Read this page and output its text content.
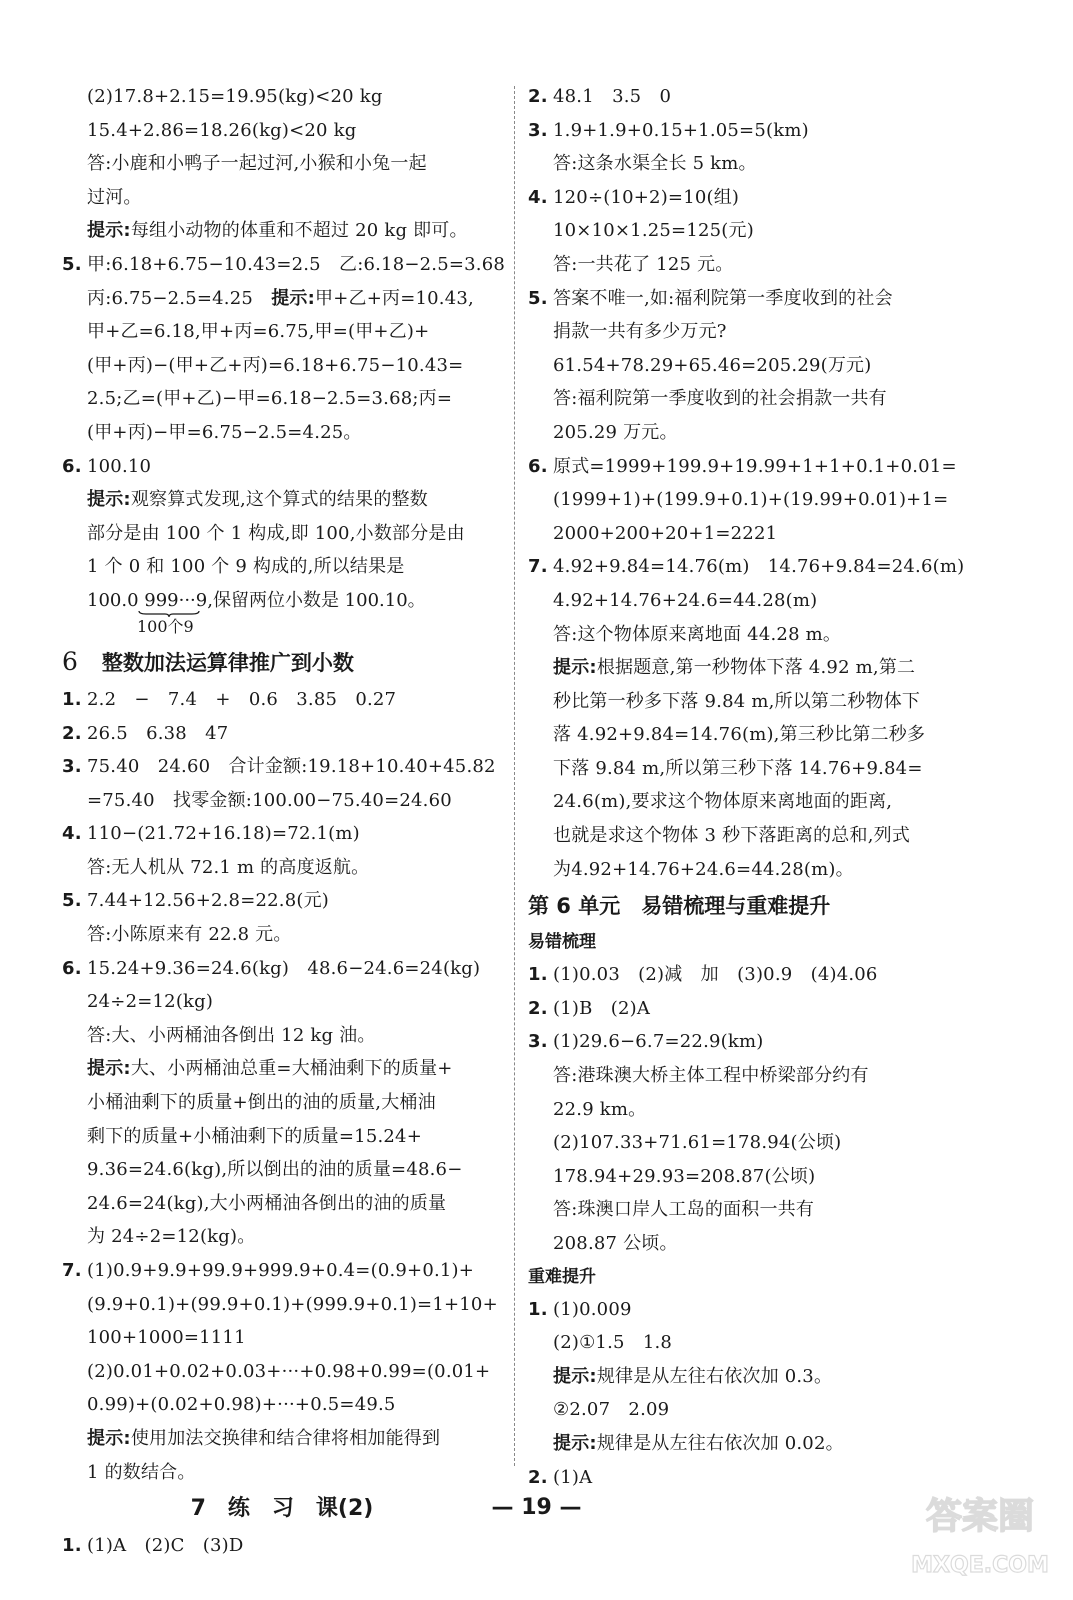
(2)17.8+2.15=19.95(kg)<20 kg
15.4+2.86=18.26(kg)<20 kg
答:小鹿和小鸭子一起过河,小猴和小兔一起
过河。
提示:每组小动物的体重和不超过 20 kg 即可。
5. 甲:6.18+6.75−10.43=2.5　乙:6.18−2.5=3.68
丙:6.75−2.5=4.25　提示:甲+乙+丙=10.43,
甲+乙=6.18,甲+丙=6.75,甲=(甲+乙)+
(甲+丙)−(甲+乙+丙)=6.18+6.75−10.43=
2.5;乙=(甲+乙)−甲=6.18−2.5=3.68;丙=
(甲+丙)−甲=6.75−2.5=4.25。
6. 100.10
提示:观察算式发现,这个算式的结果的整数
部分是由 100 个 1 构成,即 100,小数部分是由
1 个 0 和 100 个 9 构成的,所以结果是
100.0 999···9,保留两位小数是 100.10。
100个9
6 整数加法运算律推广到小数
1. 2.2　−　7.4　+　0.6　3.85　0.27
2. 26.5　6.38　47
3. 75.40　24.60　合计金额:19.18+10.40+45.82
=75.40　找零金额:100.00−75.40=24.60
4. 110−(21.72+16.18)=72.1(m)
答:无人机从 72.1 m 的高度返航。
5. 7.44+12.56+2.8=22.8(元)
答:小陈原来有 22.8 元。
6. 15.24+9.36=24.6(kg)　48.6−24.6=24(kg)
24÷2=12(kg)
答:大、小两桶油各倒出 12 kg 油。
提示:大、小两桶油总重=大桶油剩下的质量+
小桶油剩下的质量+倒出的油的质量,大桶油
剩下的质量+小桶油剩下的质量=15.24+
9.36=24.6(kg),所以倒出的油的质量=48.6−
24.6=24(kg),大小两桶油各倒出的油的质量
为 24÷2=12(kg)。
7. (1)0.9+9.9+99.9+999.9+0.4=(0.9+0.1)+
(9.9+0.1)+(99.9+0.1)+(999.9+0.1)=1+10+
100+1000=1111
(2)0.01+0.02+0.03+···+0.98+0.99=(0.01+
0.99)+(0.02+0.98)+···+0.5=49.5
提示:使用加法交换律和结合律将相加能得到
1 的数结合。
7　练　习　课(2)
1. (1)A　(2)C　(3)D
2. 48.1　3.5　0
3. 1.9+1.9+0.15+1.05=5(km)
答:这条水渠全长 5 km。
4. 120÷(10+2)=10(组)
10×10×1.25=125(元)
答:一共花了 125 元。
5. 答案不唯一,如:福利院第一季度收到的社会
捐款一共有多少万元?
61.54+78.29+65.46=205.29(万元)
答:福利院第一季度收到的社会捐款一共有
205.29 万元。
6. 原式=1999+199.9+19.99+1+1+0.1+0.01=
(1999+1)+(199.9+0.1)+(19.99+0.01)+1=
2000+200+20+1=2221
7. 4.92+9.84=14.76(m)　14.76+9.84=24.6(m)
4.92+14.76+24.6=44.28(m)
答:这个物体原来离地面 44.28 m。
提示:根据题意,第一秒物体下落 4.92 m,第二
秒比第一秒多下落 9.84 m,所以第二秒物体下
落 4.92+9.84=14.76(m),第三秒比第二秒多
下落 9.84 m,所以第三秒下落 14.76+9.84=
24.6(m),要求这个物体原来离地面的距离,
也就是求这个物体 3 秒下落距离的总和,列式
为4.92+14.76+24.6=44.28(m)。
第 6 单元　易错梳理与重难提升
易错梳理
1. (1)0.03　(2)减　加　(3)0.9　(4)4.06
2. (1)B　(2)A
3. (1)29.6−6.7=22.9(km)
答:港珠澳大桥主体工程中桥梁部分约有
22.9 km。
(2)107.33+71.61=178.94(公顷)
178.94+29.93=208.87(公顷)
答:珠澳口岸人工岛的面积一共有
208.87 公顷。
重难提升
1. (1)0.009
(2)①1.5　1.8
提示:规律是从左往右依次加 0.3。
②2.07　2.09
提示:规律是从左往右依次加 0.02。
2. (1)A
— 19 —	答案圈
MXQE.COM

EXERCISE –
Give every record again exactly, apart from the pictures, which stay out.

RESULT –
Read this page and output its text content.
(2)17.8+2.15=19.95(kg)<20 kg
15.4+2.86=18.26(kg)<20 kg
答:小鹿和小鸭子一起过河,小猴和小兔一起
过河。
提示:每组小动物的体重和不超过 20 kg 即可。
5. 甲:6.18+6.75−10.43=2.5　乙:6.18−2.5=3.68
丙:6.75−2.5=4.25　提示:甲+乙+丙=10.43,
甲+乙=6.18,甲+丙=6.75,甲=(甲+乙)+
(甲+丙)−(甲+乙+丙)=6.18+6.75−10.43=
2.5;乙=(甲+乙)−甲=6.18−2.5=3.68;丙=
(甲+丙)−甲=6.75−2.5=4.25。
6. 100.10
提示:观察算式发现,这个算式的结果的整数
部分是由 100 个 1 构成,即 100,小数部分是由
1 个 0 和 100 个 9 构成的,所以结果是
100.0 999···9,保留两位小数是 100.10。
100个9
6 整数加法运算律推广到小数
1. 2.2　−　7.4　+　0.6　3.85　0.27
2. 26.5　6.38　47
3. 75.40　24.60　合计金额:19.18+10.40+45.82
=75.40　找零金额:100.00−75.40=24.60
4. 110−(21.72+16.18)=72.1(m)
答:无人机从 72.1 m 的高度返航。
5. 7.44+12.56+2.8=22.8(元)
答:小陈原来有 22.8 元。
6. 15.24+9.36=24.6(kg)　48.6−24.6=24(kg)
24÷2=12(kg)
答:大、小两桶油各倒出 12 kg 油。
提示:大、小两桶油总重=大桶油剩下的质量+
小桶油剩下的质量+倒出的油的质量,大桶油
剩下的质量+小桶油剩下的质量=15.24+
9.36=24.6(kg),所以倒出的油的质量=48.6−
24.6=24(kg),大小两桶油各倒出的油的质量
为 24÷2=12(kg)。
7. (1)0.9+9.9+99.9+999.9+0.4=(0.9+0.1)+
(9.9+0.1)+(99.9+0.1)+(999.9+0.1)=1+10+
100+1000=1111
(2)0.01+0.02+0.03+···+0.98+0.99=(0.01+
0.99)+(0.02+0.98)+···+0.5=49.5
提示:使用加法交换律和结合律将相加能得到
1 的数结合。
7　练　习　课(2)
1. (1)A　(2)C　(3)D
2. 48.1　3.5　0
3. 1.9+1.9+0.15+1.05=5(km)
答:这条水渠全长 5 km。
4. 120÷(10+2)=10(组)
10×10×1.25=125(元)
答:一共花了 125 元。
5. 答案不唯一,如:福利院第一季度收到的社会
捐款一共有多少万元?
61.54+78.29+65.46=205.29(万元)
答:福利院第一季度收到的社会捐款一共有
205.29 万元。
6. 原式=1999+199.9+19.99+1+1+0.1+0.01=
(1999+1)+(199.9+0.1)+(19.99+0.01)+1=
2000+200+20+1=2221
7. 4.92+9.84=14.76(m)　14.76+9.84=24.6(m)
4.92+14.76+24.6=44.28(m)
答:这个物体原来离地面 44.28 m。
提示:根据题意,第一秒物体下落 4.92 m,第二
秒比第一秒多下落 9.84 m,所以第二秒物体下
落 4.92+9.84=14.76(m),第三秒比第二秒多
下落 9.84 m,所以第三秒下落 14.76+9.84=
24.6(m),要求这个物体原来离地面的距离,
也就是求这个物体 3 秒下落距离的总和,列式
为4.92+14.76+24.6=44.28(m)。
第 6 单元　易错梳理与重难提升
易错梳理
1. (1)0.03　(2)减　加　(3)0.9　(4)4.06
2. (1)B　(2)A
3. (1)29.6−6.7=22.9(km)
答:港珠澳大桥主体工程中桥梁部分约有
22.9 km。
(2)107.33+71.61=178.94(公顷)
178.94+29.93=208.87(公顷)
答:珠澳口岸人工岛的面积一共有
208.87 公顷。
重难提升
1. (1)0.009
(2)①1.5　1.8
提示:规律是从左往右依次加 0.3。
②2.07　2.09
提示:规律是从左往右依次加 0.02。
2. (1)A
— 19 —	答案圈
MXQE.COM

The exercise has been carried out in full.